* EXERCISE
Say how many lines of the listing below contain "cargo", giving the number and nothing else.
-*-*-
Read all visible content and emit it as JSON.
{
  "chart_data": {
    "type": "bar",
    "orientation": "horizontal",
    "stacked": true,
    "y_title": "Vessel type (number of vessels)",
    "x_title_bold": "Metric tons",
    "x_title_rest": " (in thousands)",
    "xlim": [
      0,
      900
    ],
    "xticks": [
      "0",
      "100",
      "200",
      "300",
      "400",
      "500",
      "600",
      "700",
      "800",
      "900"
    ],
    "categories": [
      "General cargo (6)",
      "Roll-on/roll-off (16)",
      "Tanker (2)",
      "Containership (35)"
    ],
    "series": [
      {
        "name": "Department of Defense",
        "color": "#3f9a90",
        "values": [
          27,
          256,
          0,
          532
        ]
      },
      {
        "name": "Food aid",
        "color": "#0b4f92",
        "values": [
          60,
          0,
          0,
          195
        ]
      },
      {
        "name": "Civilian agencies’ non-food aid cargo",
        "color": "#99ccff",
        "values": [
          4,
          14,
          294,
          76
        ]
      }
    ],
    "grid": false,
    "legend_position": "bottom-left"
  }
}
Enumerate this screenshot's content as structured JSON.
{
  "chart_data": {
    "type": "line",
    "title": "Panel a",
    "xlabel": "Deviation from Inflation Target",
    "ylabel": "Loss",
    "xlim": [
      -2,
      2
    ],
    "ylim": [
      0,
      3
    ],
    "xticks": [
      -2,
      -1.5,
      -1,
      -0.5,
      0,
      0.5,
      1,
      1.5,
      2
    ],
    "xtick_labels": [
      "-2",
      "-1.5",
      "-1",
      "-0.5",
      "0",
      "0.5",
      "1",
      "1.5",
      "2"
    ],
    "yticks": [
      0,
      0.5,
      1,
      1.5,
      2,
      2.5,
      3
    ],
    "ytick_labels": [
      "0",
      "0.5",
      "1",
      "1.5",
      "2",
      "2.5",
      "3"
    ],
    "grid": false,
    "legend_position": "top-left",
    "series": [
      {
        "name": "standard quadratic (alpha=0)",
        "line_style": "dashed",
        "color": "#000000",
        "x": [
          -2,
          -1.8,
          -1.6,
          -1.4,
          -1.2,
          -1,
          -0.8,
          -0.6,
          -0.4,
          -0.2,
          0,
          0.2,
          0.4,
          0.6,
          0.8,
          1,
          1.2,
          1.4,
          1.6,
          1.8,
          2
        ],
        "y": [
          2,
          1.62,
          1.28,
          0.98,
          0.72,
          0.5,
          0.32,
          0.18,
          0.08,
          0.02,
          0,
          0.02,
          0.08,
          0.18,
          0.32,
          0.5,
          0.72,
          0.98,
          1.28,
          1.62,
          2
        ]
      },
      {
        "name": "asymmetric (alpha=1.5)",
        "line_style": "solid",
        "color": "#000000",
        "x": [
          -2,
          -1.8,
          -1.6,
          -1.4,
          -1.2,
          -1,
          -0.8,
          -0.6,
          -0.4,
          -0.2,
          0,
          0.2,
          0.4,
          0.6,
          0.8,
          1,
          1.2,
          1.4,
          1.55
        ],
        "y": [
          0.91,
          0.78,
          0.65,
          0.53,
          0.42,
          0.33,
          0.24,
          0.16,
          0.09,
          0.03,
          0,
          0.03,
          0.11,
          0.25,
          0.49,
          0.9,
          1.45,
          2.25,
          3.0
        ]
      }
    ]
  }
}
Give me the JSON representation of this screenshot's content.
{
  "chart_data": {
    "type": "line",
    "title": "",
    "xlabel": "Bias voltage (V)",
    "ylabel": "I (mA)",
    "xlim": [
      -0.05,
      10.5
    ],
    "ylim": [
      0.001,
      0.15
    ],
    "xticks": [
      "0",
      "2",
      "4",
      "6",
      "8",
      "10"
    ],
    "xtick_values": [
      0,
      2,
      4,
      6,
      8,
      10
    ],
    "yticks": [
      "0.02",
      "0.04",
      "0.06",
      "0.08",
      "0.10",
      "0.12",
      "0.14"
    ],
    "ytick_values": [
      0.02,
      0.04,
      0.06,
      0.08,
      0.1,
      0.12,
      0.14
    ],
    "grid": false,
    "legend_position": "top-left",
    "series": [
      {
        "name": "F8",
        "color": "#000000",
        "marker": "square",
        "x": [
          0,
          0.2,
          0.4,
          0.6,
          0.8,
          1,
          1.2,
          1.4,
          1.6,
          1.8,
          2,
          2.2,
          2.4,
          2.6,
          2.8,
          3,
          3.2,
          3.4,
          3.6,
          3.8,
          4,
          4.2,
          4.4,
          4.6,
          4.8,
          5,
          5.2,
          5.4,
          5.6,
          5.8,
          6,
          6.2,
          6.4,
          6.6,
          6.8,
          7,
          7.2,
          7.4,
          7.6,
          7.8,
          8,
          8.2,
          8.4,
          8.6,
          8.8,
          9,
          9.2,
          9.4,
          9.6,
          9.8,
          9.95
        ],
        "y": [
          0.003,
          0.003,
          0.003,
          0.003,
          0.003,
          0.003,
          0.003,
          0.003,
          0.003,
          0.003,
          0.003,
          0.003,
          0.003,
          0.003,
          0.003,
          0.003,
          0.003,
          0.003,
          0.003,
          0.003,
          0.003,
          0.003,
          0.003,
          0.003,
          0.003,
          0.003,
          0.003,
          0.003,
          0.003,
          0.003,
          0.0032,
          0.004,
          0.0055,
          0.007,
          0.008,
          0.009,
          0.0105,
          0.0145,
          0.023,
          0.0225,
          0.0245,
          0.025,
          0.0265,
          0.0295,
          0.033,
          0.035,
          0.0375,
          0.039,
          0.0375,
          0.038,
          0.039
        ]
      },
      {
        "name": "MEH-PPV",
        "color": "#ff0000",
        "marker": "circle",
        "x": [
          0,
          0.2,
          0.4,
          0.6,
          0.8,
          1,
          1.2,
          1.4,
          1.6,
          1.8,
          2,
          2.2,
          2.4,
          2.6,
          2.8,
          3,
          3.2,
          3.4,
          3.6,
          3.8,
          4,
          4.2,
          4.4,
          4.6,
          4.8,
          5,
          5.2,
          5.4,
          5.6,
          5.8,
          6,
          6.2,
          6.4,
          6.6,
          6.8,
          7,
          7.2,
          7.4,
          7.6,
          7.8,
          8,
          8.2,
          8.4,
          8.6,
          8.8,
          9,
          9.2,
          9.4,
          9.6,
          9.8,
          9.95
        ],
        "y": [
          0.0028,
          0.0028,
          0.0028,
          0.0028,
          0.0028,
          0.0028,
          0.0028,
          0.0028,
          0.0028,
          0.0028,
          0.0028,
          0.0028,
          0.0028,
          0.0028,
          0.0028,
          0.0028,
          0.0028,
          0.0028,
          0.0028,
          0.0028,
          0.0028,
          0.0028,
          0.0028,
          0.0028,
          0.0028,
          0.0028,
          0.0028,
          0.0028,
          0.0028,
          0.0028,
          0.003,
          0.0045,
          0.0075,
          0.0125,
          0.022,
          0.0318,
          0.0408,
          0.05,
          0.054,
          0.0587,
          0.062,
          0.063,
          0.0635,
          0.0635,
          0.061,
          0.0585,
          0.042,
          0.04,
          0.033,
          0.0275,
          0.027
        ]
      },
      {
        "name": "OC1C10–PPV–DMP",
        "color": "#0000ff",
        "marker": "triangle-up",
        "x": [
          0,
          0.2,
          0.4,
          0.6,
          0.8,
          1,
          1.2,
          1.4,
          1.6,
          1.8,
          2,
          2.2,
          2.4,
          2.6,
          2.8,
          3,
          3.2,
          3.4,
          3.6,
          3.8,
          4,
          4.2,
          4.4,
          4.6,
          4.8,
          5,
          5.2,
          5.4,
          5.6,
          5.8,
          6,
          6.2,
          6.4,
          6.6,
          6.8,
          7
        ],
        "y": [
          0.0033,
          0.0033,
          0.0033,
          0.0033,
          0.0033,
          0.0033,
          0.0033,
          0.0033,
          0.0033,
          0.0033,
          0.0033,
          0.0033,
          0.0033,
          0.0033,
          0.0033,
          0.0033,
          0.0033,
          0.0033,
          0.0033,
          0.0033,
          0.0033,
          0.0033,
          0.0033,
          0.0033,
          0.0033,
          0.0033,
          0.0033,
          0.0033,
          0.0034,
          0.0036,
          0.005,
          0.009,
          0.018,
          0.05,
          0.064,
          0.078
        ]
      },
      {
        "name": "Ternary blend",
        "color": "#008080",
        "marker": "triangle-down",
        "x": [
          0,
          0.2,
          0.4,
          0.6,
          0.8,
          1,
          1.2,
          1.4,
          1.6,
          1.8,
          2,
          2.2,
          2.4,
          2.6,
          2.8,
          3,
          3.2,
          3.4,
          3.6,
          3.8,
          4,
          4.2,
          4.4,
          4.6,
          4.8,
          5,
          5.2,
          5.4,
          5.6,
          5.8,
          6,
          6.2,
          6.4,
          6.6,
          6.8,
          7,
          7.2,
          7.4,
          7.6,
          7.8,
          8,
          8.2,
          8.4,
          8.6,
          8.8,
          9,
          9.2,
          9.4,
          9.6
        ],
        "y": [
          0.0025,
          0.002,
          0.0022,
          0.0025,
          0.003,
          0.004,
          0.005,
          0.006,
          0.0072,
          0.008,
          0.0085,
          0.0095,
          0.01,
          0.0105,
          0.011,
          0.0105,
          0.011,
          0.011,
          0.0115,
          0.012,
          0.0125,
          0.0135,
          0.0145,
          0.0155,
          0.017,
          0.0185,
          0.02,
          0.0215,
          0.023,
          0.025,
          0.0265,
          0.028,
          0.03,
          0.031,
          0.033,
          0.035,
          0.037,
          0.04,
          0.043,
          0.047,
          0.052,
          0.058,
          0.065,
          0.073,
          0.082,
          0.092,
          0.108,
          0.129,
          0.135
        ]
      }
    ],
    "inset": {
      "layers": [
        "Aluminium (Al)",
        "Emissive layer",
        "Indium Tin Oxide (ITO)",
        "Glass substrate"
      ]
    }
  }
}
-*-*-
* COMPLETE OUTPUT
2